(Figure dataset records)
═══

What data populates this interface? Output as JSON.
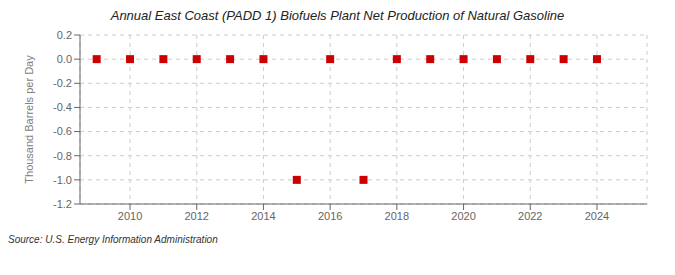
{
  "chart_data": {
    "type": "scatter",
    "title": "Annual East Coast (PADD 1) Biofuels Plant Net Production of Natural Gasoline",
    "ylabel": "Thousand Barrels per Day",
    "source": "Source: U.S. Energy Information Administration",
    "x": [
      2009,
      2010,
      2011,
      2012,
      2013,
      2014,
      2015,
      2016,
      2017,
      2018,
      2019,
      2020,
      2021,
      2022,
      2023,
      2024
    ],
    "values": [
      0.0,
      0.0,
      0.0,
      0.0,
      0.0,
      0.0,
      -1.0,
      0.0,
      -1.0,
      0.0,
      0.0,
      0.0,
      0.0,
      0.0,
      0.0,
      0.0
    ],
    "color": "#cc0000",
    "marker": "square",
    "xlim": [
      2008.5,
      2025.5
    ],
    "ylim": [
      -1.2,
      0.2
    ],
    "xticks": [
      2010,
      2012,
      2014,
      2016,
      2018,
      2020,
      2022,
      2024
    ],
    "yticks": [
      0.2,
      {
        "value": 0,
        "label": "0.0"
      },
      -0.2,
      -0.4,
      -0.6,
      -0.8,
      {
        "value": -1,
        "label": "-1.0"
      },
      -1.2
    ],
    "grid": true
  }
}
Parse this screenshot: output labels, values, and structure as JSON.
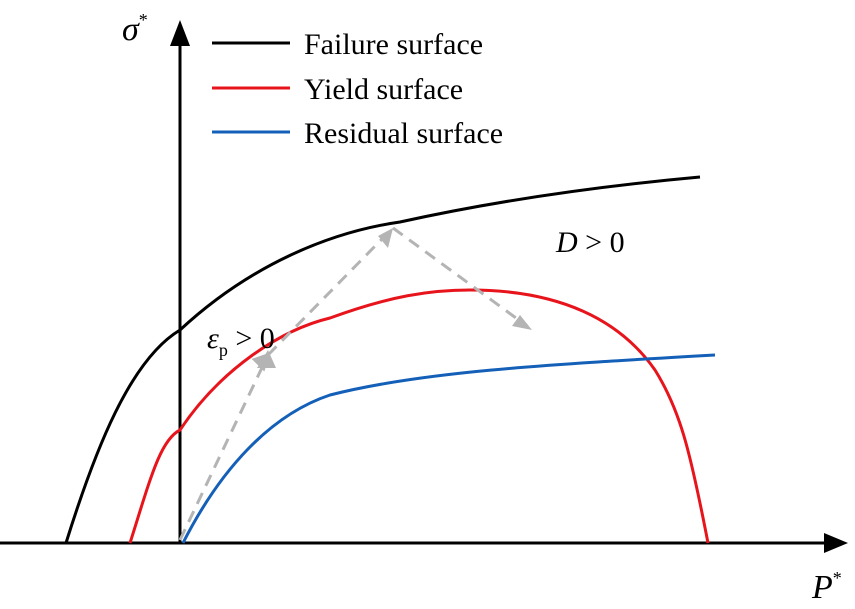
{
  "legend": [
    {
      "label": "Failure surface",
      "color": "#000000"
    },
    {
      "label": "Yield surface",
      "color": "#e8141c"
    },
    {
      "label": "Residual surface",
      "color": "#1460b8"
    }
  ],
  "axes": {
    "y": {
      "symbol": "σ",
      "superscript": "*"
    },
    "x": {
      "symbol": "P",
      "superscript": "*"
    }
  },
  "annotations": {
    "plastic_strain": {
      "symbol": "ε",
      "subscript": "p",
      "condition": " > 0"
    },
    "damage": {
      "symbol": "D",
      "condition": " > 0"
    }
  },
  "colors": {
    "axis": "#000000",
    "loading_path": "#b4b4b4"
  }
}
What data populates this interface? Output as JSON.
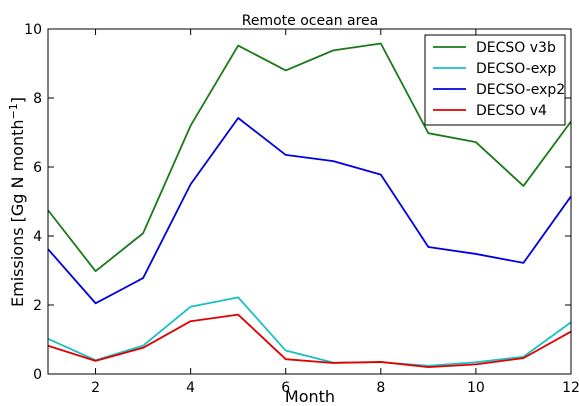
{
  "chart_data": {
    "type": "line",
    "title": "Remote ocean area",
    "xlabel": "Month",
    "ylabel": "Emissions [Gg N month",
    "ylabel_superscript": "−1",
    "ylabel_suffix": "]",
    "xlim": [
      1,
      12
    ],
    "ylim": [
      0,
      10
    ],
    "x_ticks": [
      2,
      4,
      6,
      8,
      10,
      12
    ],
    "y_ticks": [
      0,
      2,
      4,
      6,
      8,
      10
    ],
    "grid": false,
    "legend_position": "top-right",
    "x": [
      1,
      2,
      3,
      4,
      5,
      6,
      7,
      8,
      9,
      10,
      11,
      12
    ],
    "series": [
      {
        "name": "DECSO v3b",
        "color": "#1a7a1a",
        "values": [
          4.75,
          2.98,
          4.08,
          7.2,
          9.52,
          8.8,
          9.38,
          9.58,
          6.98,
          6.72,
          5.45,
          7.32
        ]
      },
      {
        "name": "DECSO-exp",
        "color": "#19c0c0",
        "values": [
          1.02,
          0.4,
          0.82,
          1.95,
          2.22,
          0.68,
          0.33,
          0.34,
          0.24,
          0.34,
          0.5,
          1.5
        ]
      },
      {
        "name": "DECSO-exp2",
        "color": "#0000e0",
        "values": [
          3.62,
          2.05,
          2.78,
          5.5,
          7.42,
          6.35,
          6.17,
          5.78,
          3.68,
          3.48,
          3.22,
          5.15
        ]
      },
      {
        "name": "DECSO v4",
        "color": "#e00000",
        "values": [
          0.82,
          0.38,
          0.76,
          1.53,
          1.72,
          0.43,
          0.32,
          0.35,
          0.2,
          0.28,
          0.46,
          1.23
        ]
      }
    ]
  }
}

═══

TASK ->
Leave the pictures out, and transcribe each of the records exactly.

FULL SOLUTION ->
What data populates this interface? Output as JSON.
{
  "chart_data": {
    "type": "scatter",
    "title": "Annual East Coast (PADD 1) Biofuels Plant Net Production of Natural Gasoline",
    "ylabel": "Thousand Barrels per Day",
    "source": "Source: U.S. Energy Information Administration",
    "x": [
      2009,
      2010,
      2011,
      2012,
      2013,
      2014,
      2015,
      2016,
      2017,
      2018,
      2019,
      2020,
      2021,
      2022,
      2023,
      2024
    ],
    "values": [
      0.0,
      0.0,
      0.0,
      0.0,
      0.0,
      0.0,
      -1.0,
      0.0,
      -1.0,
      0.0,
      0.0,
      0.0,
      0.0,
      0.0,
      0.0,
      0.0
    ],
    "color": "#cc0000",
    "marker": "square",
    "xlim": [
      2008.5,
      2025.5
    ],
    "ylim": [
      -1.2,
      0.2
    ],
    "xticks": [
      2010,
      2012,
      2014,
      2016,
      2018,
      2020,
      2022,
      2024
    ],
    "yticks": [
      0.2,
      {
        "value": 0,
        "label": "0.0"
      },
      -0.2,
      -0.4,
      -0.6,
      -0.8,
      {
        "value": -1,
        "label": "-1.0"
      },
      -1.2
    ],
    "grid": true
  }
}
Parse this screenshot: output labels, values, and structure as JSON.
{
  "legend": [
    {
      "label": "Failure surface",
      "color": "#000000"
    },
    {
      "label": "Yield surface",
      "color": "#e8141c"
    },
    {
      "label": "Residual surface",
      "color": "#1460b8"
    }
  ],
  "axes": {
    "y": {
      "symbol": "σ",
      "superscript": "*"
    },
    "x": {
      "symbol": "P",
      "superscript": "*"
    }
  },
  "annotations": {
    "plastic_strain": {
      "symbol": "ε",
      "subscript": "p",
      "condition": " > 0"
    },
    "damage": {
      "symbol": "D",
      "condition": " > 0"
    }
  },
  "colors": {
    "axis": "#000000",
    "loading_path": "#b4b4b4"
  }
}
What data populates this interface? Output as JSON.
{
  "chart_data": {
    "type": "line",
    "title": "Remote ocean area",
    "xlabel": "Month",
    "ylabel": "Emissions [Gg N month",
    "ylabel_superscript": "−1",
    "ylabel_suffix": "]",
    "xlim": [
      1,
      12
    ],
    "ylim": [
      0,
      10
    ],
    "x_ticks": [
      2,
      4,
      6,
      8,
      10,
      12
    ],
    "y_ticks": [
      0,
      2,
      4,
      6,
      8,
      10
    ],
    "grid": false,
    "legend_position": "top-right",
    "x": [
      1,
      2,
      3,
      4,
      5,
      6,
      7,
      8,
      9,
      10,
      11,
      12
    ],
    "series": [
      {
        "name": "DECSO v3b",
        "color": "#1a7a1a",
        "values": [
          4.75,
          2.98,
          4.08,
          7.2,
          9.52,
          8.8,
          9.38,
          9.58,
          6.98,
          6.72,
          5.45,
          7.32
        ]
      },
      {
        "name": "DECSO-exp",
        "color": "#19c0c0",
        "values": [
          1.02,
          0.4,
          0.82,
          1.95,
          2.22,
          0.68,
          0.33,
          0.34,
          0.24,
          0.34,
          0.5,
          1.5
        ]
      },
      {
        "name": "DECSO-exp2",
        "color": "#0000e0",
        "values": [
          3.62,
          2.05,
          2.78,
          5.5,
          7.42,
          6.35,
          6.17,
          5.78,
          3.68,
          3.48,
          3.22,
          5.15
        ]
      },
      {
        "name": "DECSO v4",
        "color": "#e00000",
        "values": [
          0.82,
          0.38,
          0.76,
          1.53,
          1.72,
          0.43,
          0.32,
          0.35,
          0.2,
          0.28,
          0.46,
          1.23
        ]
      }
    ]
  }
}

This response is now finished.